- _YOUR INSTRUCTIONS_
The data below is to be returned in full and exactly.
** begin SUPPLIED MATERIAL **
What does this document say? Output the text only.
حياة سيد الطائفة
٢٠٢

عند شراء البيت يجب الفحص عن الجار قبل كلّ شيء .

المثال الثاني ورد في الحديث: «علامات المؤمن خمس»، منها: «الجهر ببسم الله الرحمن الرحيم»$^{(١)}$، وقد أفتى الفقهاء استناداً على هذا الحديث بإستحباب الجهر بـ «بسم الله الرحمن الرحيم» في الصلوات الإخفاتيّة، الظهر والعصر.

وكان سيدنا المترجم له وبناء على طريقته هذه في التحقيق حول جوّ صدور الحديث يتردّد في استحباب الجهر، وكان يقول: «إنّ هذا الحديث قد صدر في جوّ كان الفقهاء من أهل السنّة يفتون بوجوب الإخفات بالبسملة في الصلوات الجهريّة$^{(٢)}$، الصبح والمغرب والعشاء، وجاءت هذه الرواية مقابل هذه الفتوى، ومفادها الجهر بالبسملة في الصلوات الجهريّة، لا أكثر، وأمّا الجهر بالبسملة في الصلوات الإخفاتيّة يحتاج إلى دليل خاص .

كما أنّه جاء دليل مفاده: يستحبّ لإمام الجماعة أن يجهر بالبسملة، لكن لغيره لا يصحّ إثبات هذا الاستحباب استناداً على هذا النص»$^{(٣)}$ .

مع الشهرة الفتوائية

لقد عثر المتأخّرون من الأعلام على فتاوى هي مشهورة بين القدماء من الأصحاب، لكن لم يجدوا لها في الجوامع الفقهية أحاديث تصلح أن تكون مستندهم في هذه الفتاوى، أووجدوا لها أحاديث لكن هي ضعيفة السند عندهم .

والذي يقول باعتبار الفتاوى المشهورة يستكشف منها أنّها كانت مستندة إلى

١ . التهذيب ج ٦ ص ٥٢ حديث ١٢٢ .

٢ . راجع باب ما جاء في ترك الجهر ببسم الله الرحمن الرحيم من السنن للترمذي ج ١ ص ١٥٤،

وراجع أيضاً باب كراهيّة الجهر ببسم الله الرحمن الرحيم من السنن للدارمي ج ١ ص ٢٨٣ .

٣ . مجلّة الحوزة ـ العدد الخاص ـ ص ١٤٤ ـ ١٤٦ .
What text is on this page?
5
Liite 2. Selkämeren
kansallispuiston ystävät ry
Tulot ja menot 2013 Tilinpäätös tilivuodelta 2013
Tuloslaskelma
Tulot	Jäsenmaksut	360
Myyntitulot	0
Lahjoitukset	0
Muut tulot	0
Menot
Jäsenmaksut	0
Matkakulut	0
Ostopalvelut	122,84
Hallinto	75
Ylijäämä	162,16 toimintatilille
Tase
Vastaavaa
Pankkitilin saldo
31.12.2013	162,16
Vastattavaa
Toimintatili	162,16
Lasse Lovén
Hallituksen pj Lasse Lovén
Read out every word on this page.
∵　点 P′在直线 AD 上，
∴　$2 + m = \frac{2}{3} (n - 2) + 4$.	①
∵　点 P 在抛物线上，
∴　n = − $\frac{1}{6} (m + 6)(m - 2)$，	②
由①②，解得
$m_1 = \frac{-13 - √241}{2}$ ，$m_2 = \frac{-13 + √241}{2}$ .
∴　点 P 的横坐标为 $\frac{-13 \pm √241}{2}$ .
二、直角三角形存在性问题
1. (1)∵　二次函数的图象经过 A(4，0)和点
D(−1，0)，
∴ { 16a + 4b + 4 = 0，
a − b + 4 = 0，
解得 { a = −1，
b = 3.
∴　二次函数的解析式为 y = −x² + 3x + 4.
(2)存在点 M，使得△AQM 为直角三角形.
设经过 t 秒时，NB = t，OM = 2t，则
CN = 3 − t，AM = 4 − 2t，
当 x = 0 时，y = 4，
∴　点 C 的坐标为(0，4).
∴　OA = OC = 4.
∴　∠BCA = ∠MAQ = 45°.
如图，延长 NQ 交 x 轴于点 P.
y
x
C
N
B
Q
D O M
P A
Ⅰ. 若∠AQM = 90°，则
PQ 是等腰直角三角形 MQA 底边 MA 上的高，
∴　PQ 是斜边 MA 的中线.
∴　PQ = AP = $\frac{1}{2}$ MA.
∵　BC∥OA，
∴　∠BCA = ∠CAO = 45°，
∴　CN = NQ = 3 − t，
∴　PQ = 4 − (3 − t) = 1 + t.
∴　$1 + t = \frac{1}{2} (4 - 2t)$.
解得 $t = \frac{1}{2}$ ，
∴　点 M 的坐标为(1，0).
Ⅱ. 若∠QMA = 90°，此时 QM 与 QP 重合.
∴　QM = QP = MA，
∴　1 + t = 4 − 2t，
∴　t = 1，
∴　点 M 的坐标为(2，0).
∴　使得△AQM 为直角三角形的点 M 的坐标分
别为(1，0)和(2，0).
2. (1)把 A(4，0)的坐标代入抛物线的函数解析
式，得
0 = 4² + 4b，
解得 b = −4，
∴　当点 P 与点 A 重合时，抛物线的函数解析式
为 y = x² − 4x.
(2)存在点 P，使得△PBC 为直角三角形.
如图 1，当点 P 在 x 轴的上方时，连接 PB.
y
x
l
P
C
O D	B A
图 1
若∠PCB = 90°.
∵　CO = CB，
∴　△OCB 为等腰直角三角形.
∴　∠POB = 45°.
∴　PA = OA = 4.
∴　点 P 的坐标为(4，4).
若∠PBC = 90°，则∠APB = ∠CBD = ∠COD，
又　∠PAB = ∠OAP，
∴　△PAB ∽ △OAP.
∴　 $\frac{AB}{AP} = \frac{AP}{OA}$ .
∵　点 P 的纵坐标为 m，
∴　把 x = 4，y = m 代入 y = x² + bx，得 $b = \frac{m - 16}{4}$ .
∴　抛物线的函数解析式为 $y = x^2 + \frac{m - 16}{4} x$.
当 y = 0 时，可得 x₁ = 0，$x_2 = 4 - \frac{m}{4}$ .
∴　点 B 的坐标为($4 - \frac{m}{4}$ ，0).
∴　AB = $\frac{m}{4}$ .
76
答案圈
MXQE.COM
** end SUPPLIED MATERIAL **
- _WRITTEN ANSWER_
What does this document say? Output the text only.
حياة سيد الطائفة
٢٠٢

عند شراء البيت يجب الفحص عن الجار قبل كلّ شيء .

المثال الثاني ورد في الحديث: «علامات المؤمن خمس»، منها: «الجهر ببسم الله الرحمن الرحيم»$^{(١)}$، وقد أفتى الفقهاء استناداً على هذا الحديث بإستحباب الجهر بـ «بسم الله الرحمن الرحيم» في الصلوات الإخفاتيّة، الظهر والعصر.

وكان سيدنا المترجم له وبناء على طريقته هذه في التحقيق حول جوّ صدور الحديث يتردّد في استحباب الجهر، وكان يقول: «إنّ هذا الحديث قد صدر في جوّ كان الفقهاء من أهل السنّة يفتون بوجوب الإخفات بالبسملة في الصلوات الجهريّة$^{(٢)}$، الصبح والمغرب والعشاء، وجاءت هذه الرواية مقابل هذه الفتوى، ومفادها الجهر بالبسملة في الصلوات الجهريّة، لا أكثر، وأمّا الجهر بالبسملة في الصلوات الإخفاتيّة يحتاج إلى دليل خاص .

كما أنّه جاء دليل مفاده: يستحبّ لإمام الجماعة أن يجهر بالبسملة، لكن لغيره لا يصحّ إثبات هذا الاستحباب استناداً على هذا النص»$^{(٣)}$ .

مع الشهرة الفتوائية

لقد عثر المتأخّرون من الأعلام على فتاوى هي مشهورة بين القدماء من الأصحاب، لكن لم يجدوا لها في الجوامع الفقهية أحاديث تصلح أن تكون مستندهم في هذه الفتاوى، أووجدوا لها أحاديث لكن هي ضعيفة السند عندهم .

والذي يقول باعتبار الفتاوى المشهورة يستكشف منها أنّها كانت مستندة إلى

١ . التهذيب ج ٦ ص ٥٢ حديث ١٢٢ .

٢ . راجع باب ما جاء في ترك الجهر ببسم الله الرحمن الرحيم من السنن للترمذي ج ١ ص ١٥٤،

وراجع أيضاً باب كراهيّة الجهر ببسم الله الرحمن الرحيم من السنن للدارمي ج ١ ص ٢٨٣ .

٣ . مجلّة الحوزة ـ العدد الخاص ـ ص ١٤٤ ـ ١٤٦ .
What text is on this page?
5
Liite 2. Selkämeren
kansallispuiston ystävät ry
Tulot ja menot 2013 Tilinpäätös tilivuodelta 2013
Tuloslaskelma
Tulot	Jäsenmaksut	360
Myyntitulot	0
Lahjoitukset	0
Muut tulot	0
Menot
Jäsenmaksut	0
Matkakulut	0
Ostopalvelut	122,84
Hallinto	75
Ylijäämä	162,16 toimintatilille
Tase
Vastaavaa
Pankkitilin saldo
31.12.2013	162,16
Vastattavaa
Toimintatili	162,16
Lasse Lovén
Hallituksen pj Lasse Lovén
Read out every word on this page.
∵　点 P′在直线 AD 上，
∴　$2 + m = \frac{2}{3} (n - 2) + 4$.	①
∵　点 P 在抛物线上，
∴　n = − $\frac{1}{6} (m + 6)(m - 2)$，	②
由①②，解得
$m_1 = \frac{-13 - √241}{2}$ ，$m_2 = \frac{-13 + √241}{2}$ .
∴　点 P 的横坐标为 $\frac{-13 \pm √241}{2}$ .
二、直角三角形存在性问题
1. (1)∵　二次函数的图象经过 A(4，0)和点
D(−1，0)，
∴ { 16a + 4b + 4 = 0，
a − b + 4 = 0，
解得 { a = −1，
b = 3.
∴　二次函数的解析式为 y = −x² + 3x + 4.
(2)存在点 M，使得△AQM 为直角三角形.
设经过 t 秒时，NB = t，OM = 2t，则
CN = 3 − t，AM = 4 − 2t，
当 x = 0 时，y = 4，
∴　点 C 的坐标为(0，4).
∴　OA = OC = 4.
∴　∠BCA = ∠MAQ = 45°.
如图，延长 NQ 交 x 轴于点 P.
y
x
C
N
B
Q
D O M
P A
Ⅰ. 若∠AQM = 90°，则
PQ 是等腰直角三角形 MQA 底边 MA 上的高，
∴　PQ 是斜边 MA 的中线.
∴　PQ = AP = $\frac{1}{2}$ MA.
∵　BC∥OA，
∴　∠BCA = ∠CAO = 45°，
∴　CN = NQ = 3 − t，
∴　PQ = 4 − (3 − t) = 1 + t.
∴　$1 + t = \frac{1}{2} (4 - 2t)$.
解得 $t = \frac{1}{2}$ ，
∴　点 M 的坐标为(1，0).
Ⅱ. 若∠QMA = 90°，此时 QM 与 QP 重合.
∴　QM = QP = MA，
∴　1 + t = 4 − 2t，
∴　t = 1，
∴　点 M 的坐标为(2，0).
∴　使得△AQM 为直角三角形的点 M 的坐标分
别为(1，0)和(2，0).
2. (1)把 A(4，0)的坐标代入抛物线的函数解析
式，得
0 = 4² + 4b，
解得 b = −4，
∴　当点 P 与点 A 重合时，抛物线的函数解析式
为 y = x² − 4x.
(2)存在点 P，使得△PBC 为直角三角形.
如图 1，当点 P 在 x 轴的上方时，连接 PB.
y
x
l
P
C
O D	B A
图 1
若∠PCB = 90°.
∵　CO = CB，
∴　△OCB 为等腰直角三角形.
∴　∠POB = 45°.
∴　PA = OA = 4.
∴　点 P 的坐标为(4，4).
若∠PBC = 90°，则∠APB = ∠CBD = ∠COD，
又　∠PAB = ∠OAP，
∴　△PAB ∽ △OAP.
∴　 $\frac{AB}{AP} = \frac{AP}{OA}$ .
∵　点 P 的纵坐标为 m，
∴　把 x = 4，y = m 代入 y = x² + bx，得 $b = \frac{m - 16}{4}$ .
∴　抛物线的函数解析式为 $y = x^2 + \frac{m - 16}{4} x$.
当 y = 0 时，可得 x₁ = 0，$x_2 = 4 - \frac{m}{4}$ .
∴　点 B 的坐标为($4 - \frac{m}{4}$ ，0).
∴　AB = $\frac{m}{4}$ .
76
答案圈
MXQE.COM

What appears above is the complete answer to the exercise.